Task to carry out: Transcribe all of the material exactly. Any picture in it should be left out.

Data excerpts:
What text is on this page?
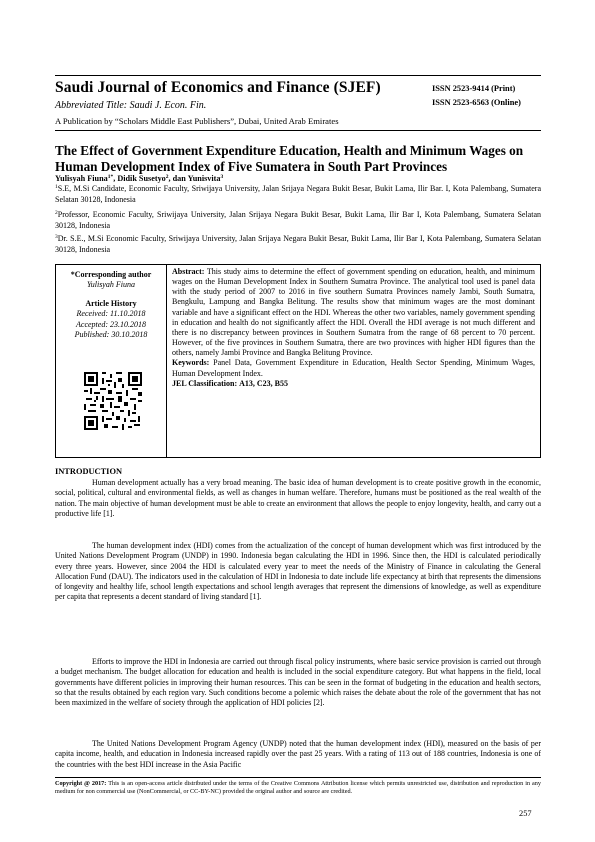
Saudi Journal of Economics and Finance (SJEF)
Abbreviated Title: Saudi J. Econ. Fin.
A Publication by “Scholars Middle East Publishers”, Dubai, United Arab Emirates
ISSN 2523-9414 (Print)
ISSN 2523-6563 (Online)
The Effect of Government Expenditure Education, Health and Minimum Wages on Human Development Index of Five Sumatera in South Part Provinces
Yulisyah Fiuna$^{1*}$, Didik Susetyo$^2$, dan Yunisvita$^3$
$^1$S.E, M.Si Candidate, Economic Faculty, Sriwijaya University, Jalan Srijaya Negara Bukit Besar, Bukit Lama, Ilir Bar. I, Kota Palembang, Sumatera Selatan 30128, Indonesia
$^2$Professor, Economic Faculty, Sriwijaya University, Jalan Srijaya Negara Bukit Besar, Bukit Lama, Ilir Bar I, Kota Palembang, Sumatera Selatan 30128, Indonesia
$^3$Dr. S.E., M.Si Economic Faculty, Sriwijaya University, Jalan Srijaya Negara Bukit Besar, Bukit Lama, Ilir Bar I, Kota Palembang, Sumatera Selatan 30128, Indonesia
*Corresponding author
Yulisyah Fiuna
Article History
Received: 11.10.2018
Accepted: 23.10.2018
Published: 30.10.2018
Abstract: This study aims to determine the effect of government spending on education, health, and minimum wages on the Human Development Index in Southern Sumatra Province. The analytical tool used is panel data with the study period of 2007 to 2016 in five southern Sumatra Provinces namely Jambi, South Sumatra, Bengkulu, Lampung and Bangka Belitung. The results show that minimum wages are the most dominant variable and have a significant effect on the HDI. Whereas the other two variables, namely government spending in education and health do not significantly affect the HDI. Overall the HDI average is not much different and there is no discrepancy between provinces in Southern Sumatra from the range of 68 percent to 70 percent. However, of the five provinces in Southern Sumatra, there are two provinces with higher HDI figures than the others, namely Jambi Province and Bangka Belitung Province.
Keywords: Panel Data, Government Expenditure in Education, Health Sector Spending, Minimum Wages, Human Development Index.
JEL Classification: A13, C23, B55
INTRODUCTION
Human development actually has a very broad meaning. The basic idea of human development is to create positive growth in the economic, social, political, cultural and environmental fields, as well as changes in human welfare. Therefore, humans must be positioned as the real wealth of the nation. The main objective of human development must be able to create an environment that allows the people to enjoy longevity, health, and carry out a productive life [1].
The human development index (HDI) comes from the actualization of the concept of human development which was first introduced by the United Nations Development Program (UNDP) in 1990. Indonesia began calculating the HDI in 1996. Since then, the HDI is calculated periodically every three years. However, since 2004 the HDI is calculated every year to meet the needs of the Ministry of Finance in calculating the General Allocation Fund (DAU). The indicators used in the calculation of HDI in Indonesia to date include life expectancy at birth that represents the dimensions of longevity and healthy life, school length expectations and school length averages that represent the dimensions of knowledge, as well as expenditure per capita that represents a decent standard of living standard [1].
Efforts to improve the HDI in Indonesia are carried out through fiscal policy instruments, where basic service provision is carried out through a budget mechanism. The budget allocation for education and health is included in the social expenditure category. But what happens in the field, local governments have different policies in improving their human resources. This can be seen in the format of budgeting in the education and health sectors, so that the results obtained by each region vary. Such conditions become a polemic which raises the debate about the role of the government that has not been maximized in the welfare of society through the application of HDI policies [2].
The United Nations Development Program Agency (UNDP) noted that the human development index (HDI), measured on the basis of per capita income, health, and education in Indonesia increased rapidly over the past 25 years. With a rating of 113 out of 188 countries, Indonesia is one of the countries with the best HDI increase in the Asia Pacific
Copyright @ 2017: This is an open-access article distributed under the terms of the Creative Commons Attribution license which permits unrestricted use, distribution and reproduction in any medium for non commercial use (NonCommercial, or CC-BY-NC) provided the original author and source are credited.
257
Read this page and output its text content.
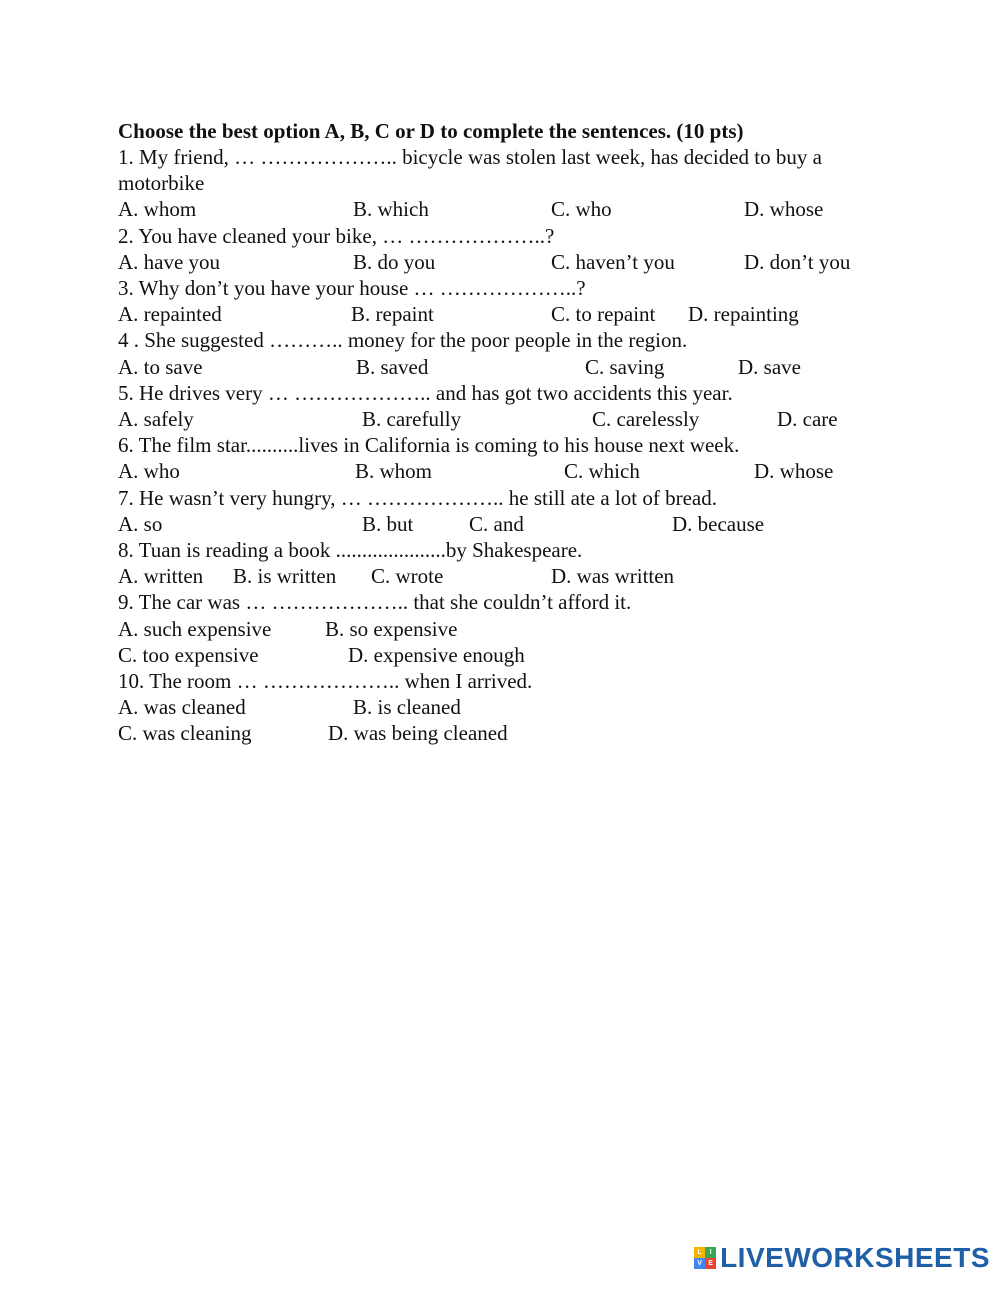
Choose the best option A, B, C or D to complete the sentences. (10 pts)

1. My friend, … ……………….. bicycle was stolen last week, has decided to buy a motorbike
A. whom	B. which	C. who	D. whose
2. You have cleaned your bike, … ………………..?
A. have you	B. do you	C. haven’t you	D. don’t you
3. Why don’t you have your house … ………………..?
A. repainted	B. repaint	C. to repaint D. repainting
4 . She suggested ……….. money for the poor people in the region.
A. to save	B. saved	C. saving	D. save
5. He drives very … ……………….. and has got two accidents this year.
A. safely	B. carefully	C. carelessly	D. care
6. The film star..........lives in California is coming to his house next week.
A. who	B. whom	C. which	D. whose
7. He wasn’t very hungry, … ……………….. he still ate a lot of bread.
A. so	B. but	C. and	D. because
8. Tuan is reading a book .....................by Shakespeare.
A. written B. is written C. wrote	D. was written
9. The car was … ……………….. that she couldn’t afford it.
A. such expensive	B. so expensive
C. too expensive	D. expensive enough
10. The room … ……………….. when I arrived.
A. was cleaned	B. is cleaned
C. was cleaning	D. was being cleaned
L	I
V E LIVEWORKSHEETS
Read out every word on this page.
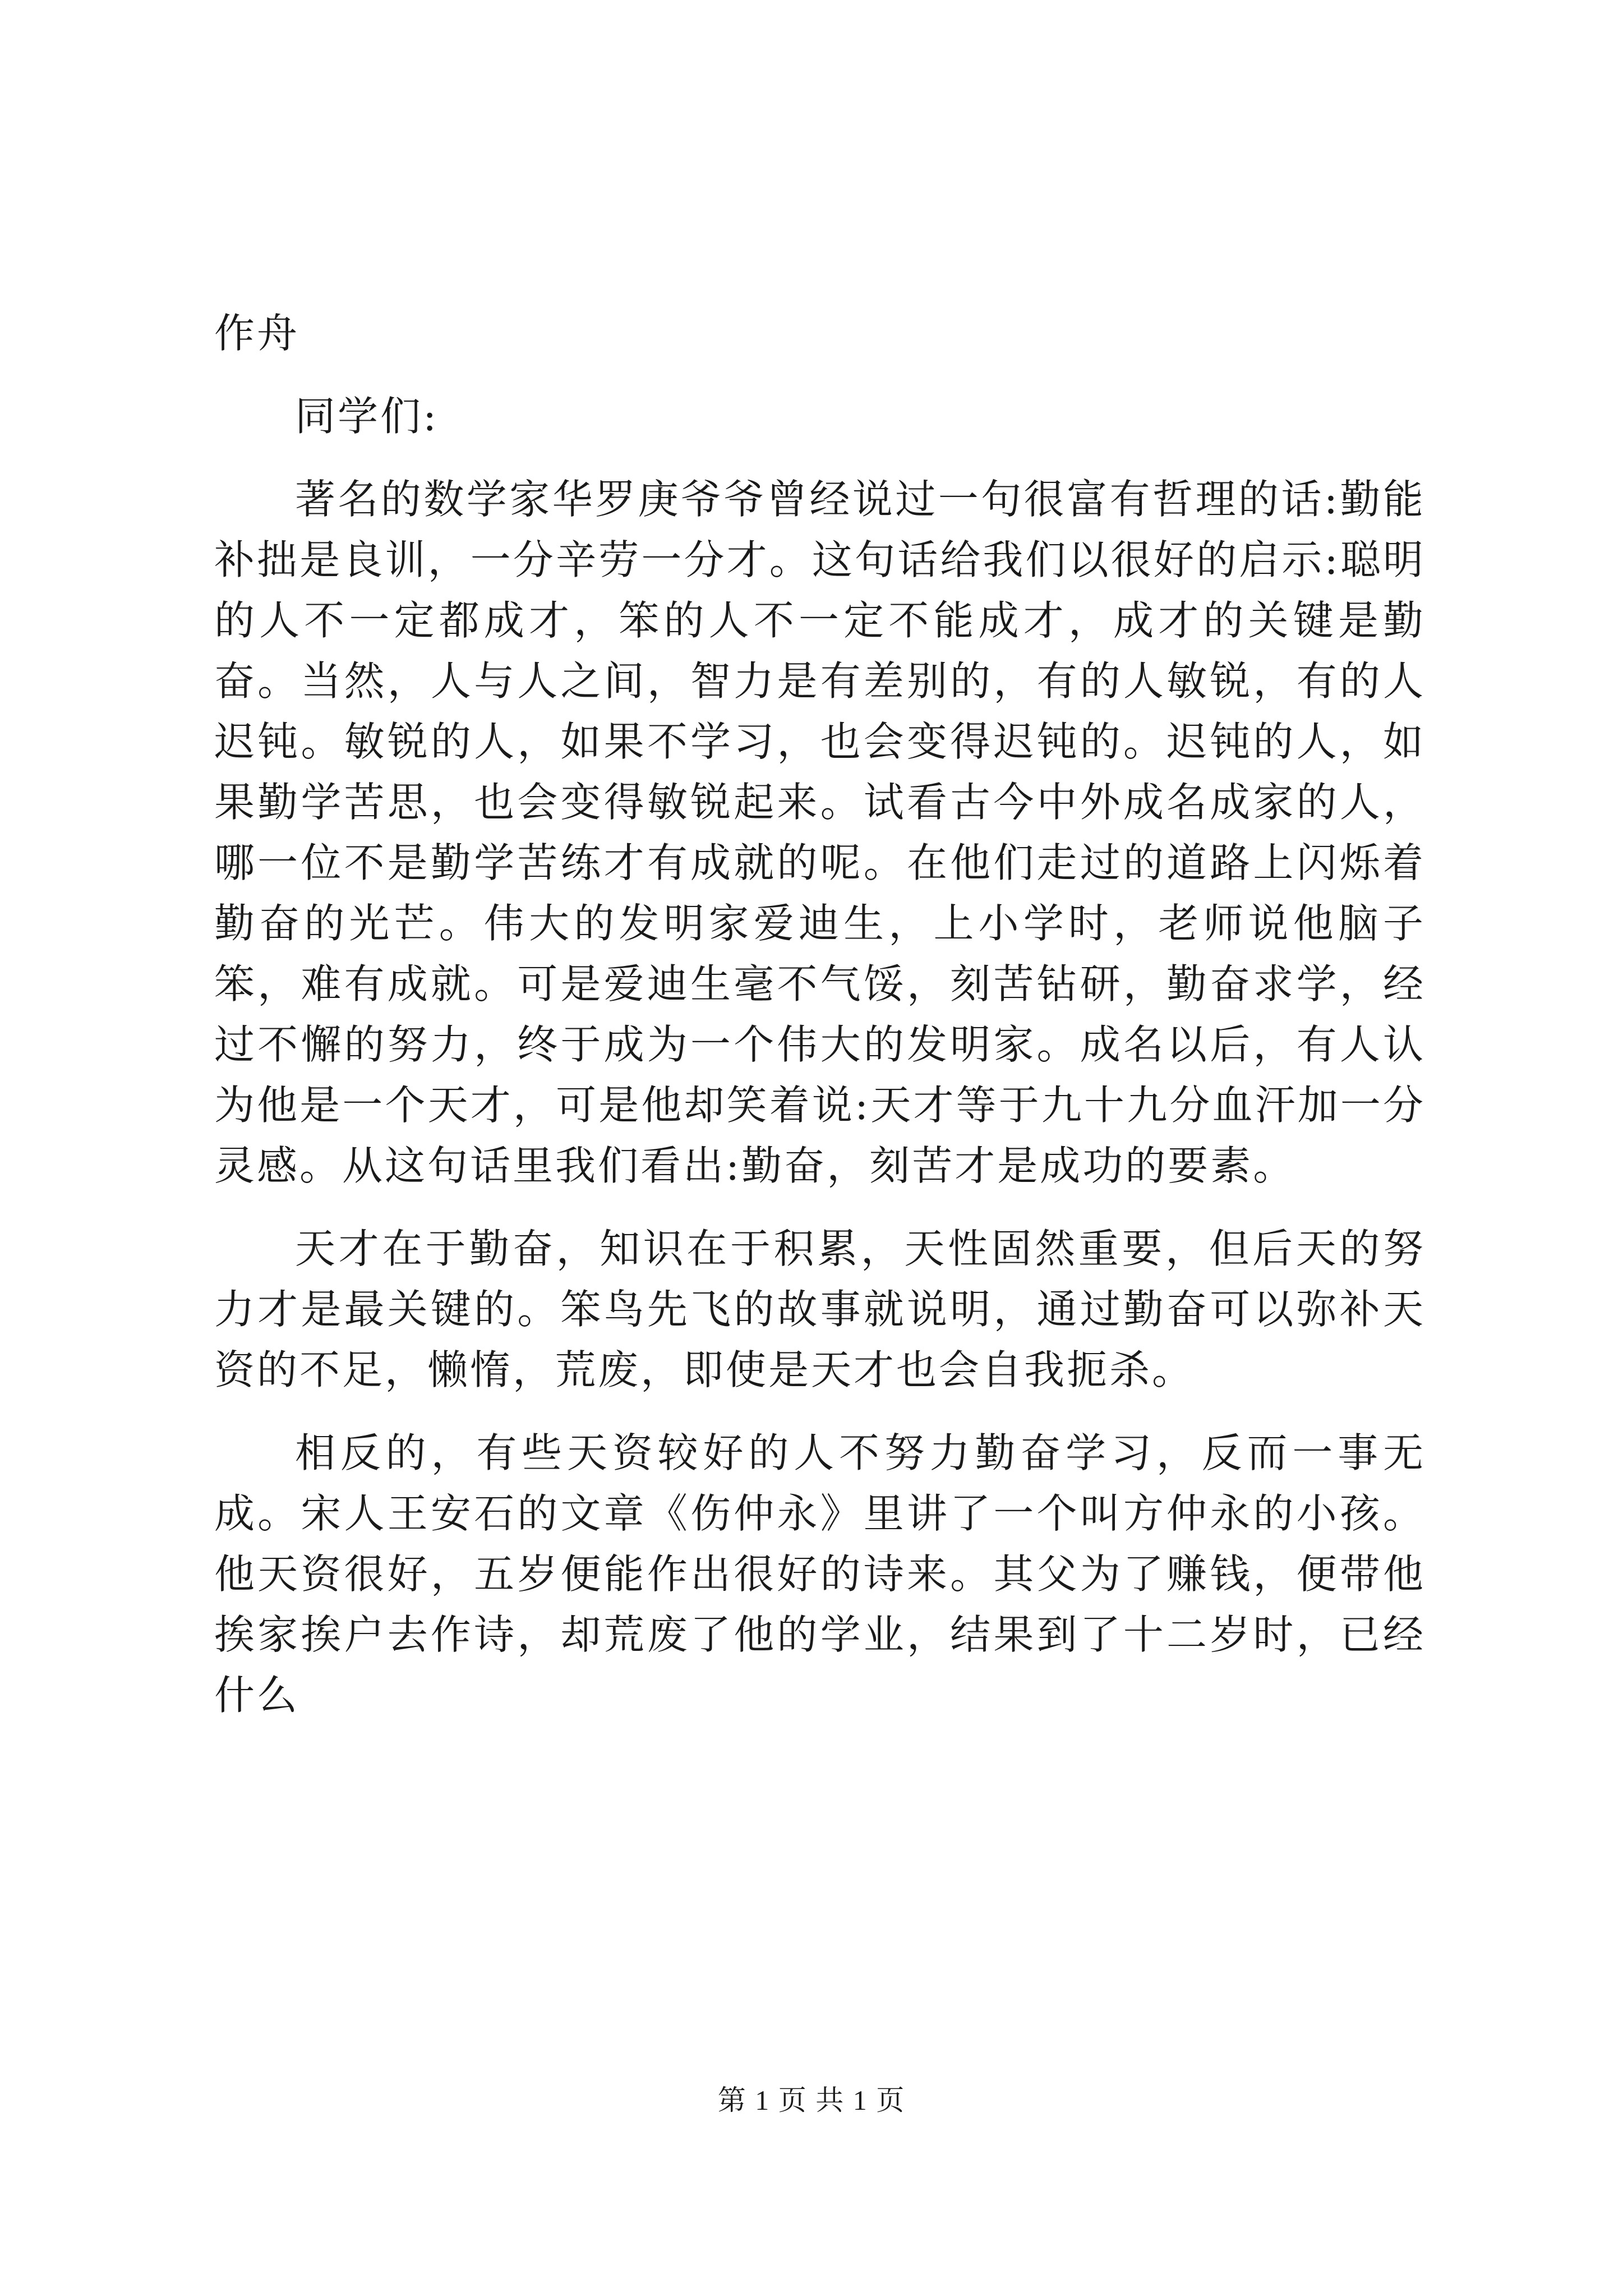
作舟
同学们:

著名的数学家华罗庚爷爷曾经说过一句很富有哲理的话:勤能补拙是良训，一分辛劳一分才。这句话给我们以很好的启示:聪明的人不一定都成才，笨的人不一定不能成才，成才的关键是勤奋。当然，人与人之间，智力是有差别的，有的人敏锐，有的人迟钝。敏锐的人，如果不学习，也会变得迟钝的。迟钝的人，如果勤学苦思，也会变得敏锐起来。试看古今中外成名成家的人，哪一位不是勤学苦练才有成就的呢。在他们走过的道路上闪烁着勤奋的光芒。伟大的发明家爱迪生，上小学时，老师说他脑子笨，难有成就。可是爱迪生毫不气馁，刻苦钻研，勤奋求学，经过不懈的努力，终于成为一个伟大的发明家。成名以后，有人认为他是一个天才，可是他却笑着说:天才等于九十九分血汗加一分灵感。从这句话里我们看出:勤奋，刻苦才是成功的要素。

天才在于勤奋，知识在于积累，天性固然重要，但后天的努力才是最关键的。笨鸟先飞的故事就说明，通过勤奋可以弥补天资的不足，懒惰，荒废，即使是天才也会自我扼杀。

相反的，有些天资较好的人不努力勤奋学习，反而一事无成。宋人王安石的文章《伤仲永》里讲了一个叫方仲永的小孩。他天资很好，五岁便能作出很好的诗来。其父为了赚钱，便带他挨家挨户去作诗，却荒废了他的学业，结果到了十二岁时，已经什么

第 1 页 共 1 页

Finished answer:
What text is on this page?
Saudi Journal of Economics and Finance (SJEF)
Abbreviated Title: Saudi J. Econ. Fin.
A Publication by “Scholars Middle East Publishers”, Dubai, United Arab Emirates
ISSN 2523-9414 (Print)
ISSN 2523-6563 (Online)
The Effect of Government Expenditure Education, Health and Minimum Wages on Human Development Index of Five Sumatera in South Part Provinces
Yulisyah Fiuna$^{1*}$, Didik Susetyo$^2$, dan Yunisvita$^3$
$^1$S.E, M.Si Candidate, Economic Faculty, Sriwijaya University, Jalan Srijaya Negara Bukit Besar, Bukit Lama, Ilir Bar. I, Kota Palembang, Sumatera Selatan 30128, Indonesia
$^2$Professor, Economic Faculty, Sriwijaya University, Jalan Srijaya Negara Bukit Besar, Bukit Lama, Ilir Bar I, Kota Palembang, Sumatera Selatan 30128, Indonesia
$^3$Dr. S.E., M.Si Economic Faculty, Sriwijaya University, Jalan Srijaya Negara Bukit Besar, Bukit Lama, Ilir Bar I, Kota Palembang, Sumatera Selatan 30128, Indonesia
*Corresponding author
Yulisyah Fiuna
Article History
Received: 11.10.2018
Accepted: 23.10.2018
Published: 30.10.2018
Abstract: This study aims to determine the effect of government spending on education, health, and minimum wages on the Human Development Index in Southern Sumatra Province. The analytical tool used is panel data with the study period of 2007 to 2016 in five southern Sumatra Provinces namely Jambi, South Sumatra, Bengkulu, Lampung and Bangka Belitung. The results show that minimum wages are the most dominant variable and have a significant effect on the HDI. Whereas the other two variables, namely government spending in education and health do not significantly affect the HDI. Overall the HDI average is not much different and there is no discrepancy between provinces in Southern Sumatra from the range of 68 percent to 70 percent. However, of the five provinces in Southern Sumatra, there are two provinces with higher HDI figures than the others, namely Jambi Province and Bangka Belitung Province.
Keywords: Panel Data, Government Expenditure in Education, Health Sector Spending, Minimum Wages, Human Development Index.
JEL Classification: A13, C23, B55
INTRODUCTION
Human development actually has a very broad meaning. The basic idea of human development is to create positive growth in the economic, social, political, cultural and environmental fields, as well as changes in human welfare. Therefore, humans must be positioned as the real wealth of the nation. The main objective of human development must be able to create an environment that allows the people to enjoy longevity, health, and carry out a productive life [1].
The human development index (HDI) comes from the actualization of the concept of human development which was first introduced by the United Nations Development Program (UNDP) in 1990. Indonesia began calculating the HDI in 1996. Since then, the HDI is calculated periodically every three years. However, since 2004 the HDI is calculated every year to meet the needs of the Ministry of Finance in calculating the General Allocation Fund (DAU). The indicators used in the calculation of HDI in Indonesia to date include life expectancy at birth that represents the dimensions of longevity and healthy life, school length expectations and school length averages that represent the dimensions of knowledge, as well as expenditure per capita that represents a decent standard of living standard [1].
Efforts to improve the HDI in Indonesia are carried out through fiscal policy instruments, where basic service provision is carried out through a budget mechanism. The budget allocation for education and health is included in the social expenditure category. But what happens in the field, local governments have different policies in improving their human resources. This can be seen in the format of budgeting in the education and health sectors, so that the results obtained by each region vary. Such conditions become a polemic which raises the debate about the role of the government that has not been maximized in the welfare of society through the application of HDI policies [2].
The United Nations Development Program Agency (UNDP) noted that the human development index (HDI), measured on the basis of per capita income, health, and education in Indonesia increased rapidly over the past 25 years. With a rating of 113 out of 188 countries, Indonesia is one of the countries with the best HDI increase in the Asia Pacific
Copyright @ 2017: This is an open-access article distributed under the terms of the Creative Commons Attribution license which permits unrestricted use, distribution and reproduction in any medium for non commercial use (NonCommercial, or CC-BY-NC) provided the original author and source are credited.
257
Read this page and output its text content.
Choose the best option A, B, C or D to complete the sentences. (10 pts)

1. My friend, … ……………….. bicycle was stolen last week, has decided to buy a motorbike
A. whom	B. which	C. who	D. whose
2. You have cleaned your bike, … ………………..?
A. have you	B. do you	C. haven’t you	D. don’t you
3. Why don’t you have your house … ………………..?
A. repainted	B. repaint	C. to repaint D. repainting
4 . She suggested ……….. money for the poor people in the region.
A. to save	B. saved	C. saving	D. save
5. He drives very … ……………….. and has got two accidents this year.
A. safely	B. carefully	C. carelessly	D. care
6. The film star..........lives in California is coming to his house next week.
A. who	B. whom	C. which	D. whose
7. He wasn’t very hungry, … ……………….. he still ate a lot of bread.
A. so	B. but	C. and	D. because
8. Tuan is reading a book .....................by Shakespeare.
A. written B. is written C. wrote	D. was written
9. The car was … ……………….. that she couldn’t afford it.
A. such expensive	B. so expensive
C. too expensive	D. expensive enough
10. The room … ……………….. when I arrived.
A. was cleaned	B. is cleaned
C. was cleaning	D. was being cleaned
L	I
V E LIVEWORKSHEETS
Read out every word on this page.
作舟
同学们:

著名的数学家华罗庚爷爷曾经说过一句很富有哲理的话:勤能补拙是良训，一分辛劳一分才。这句话给我们以很好的启示:聪明的人不一定都成才，笨的人不一定不能成才，成才的关键是勤奋。当然，人与人之间，智力是有差别的，有的人敏锐，有的人迟钝。敏锐的人，如果不学习，也会变得迟钝的。迟钝的人，如果勤学苦思，也会变得敏锐起来。试看古今中外成名成家的人，哪一位不是勤学苦练才有成就的呢。在他们走过的道路上闪烁着勤奋的光芒。伟大的发明家爱迪生，上小学时，老师说他脑子笨，难有成就。可是爱迪生毫不气馁，刻苦钻研，勤奋求学，经过不懈的努力，终于成为一个伟大的发明家。成名以后，有人认为他是一个天才，可是他却笑着说:天才等于九十九分血汗加一分灵感。从这句话里我们看出:勤奋，刻苦才是成功的要素。

天才在于勤奋，知识在于积累，天性固然重要，但后天的努力才是最关键的。笨鸟先飞的故事就说明，通过勤奋可以弥补天资的不足，懒惰，荒废，即使是天才也会自我扼杀。

相反的，有些天资较好的人不努力勤奋学习，反而一事无成。宋人王安石的文章《伤仲永》里讲了一个叫方仲永的小孩。他天资很好，五岁便能作出很好的诗来。其父为了赚钱，便带他挨家挨户去作诗，却荒废了他的学业，结果到了十二岁时，已经什么

第 1 页 共 1 页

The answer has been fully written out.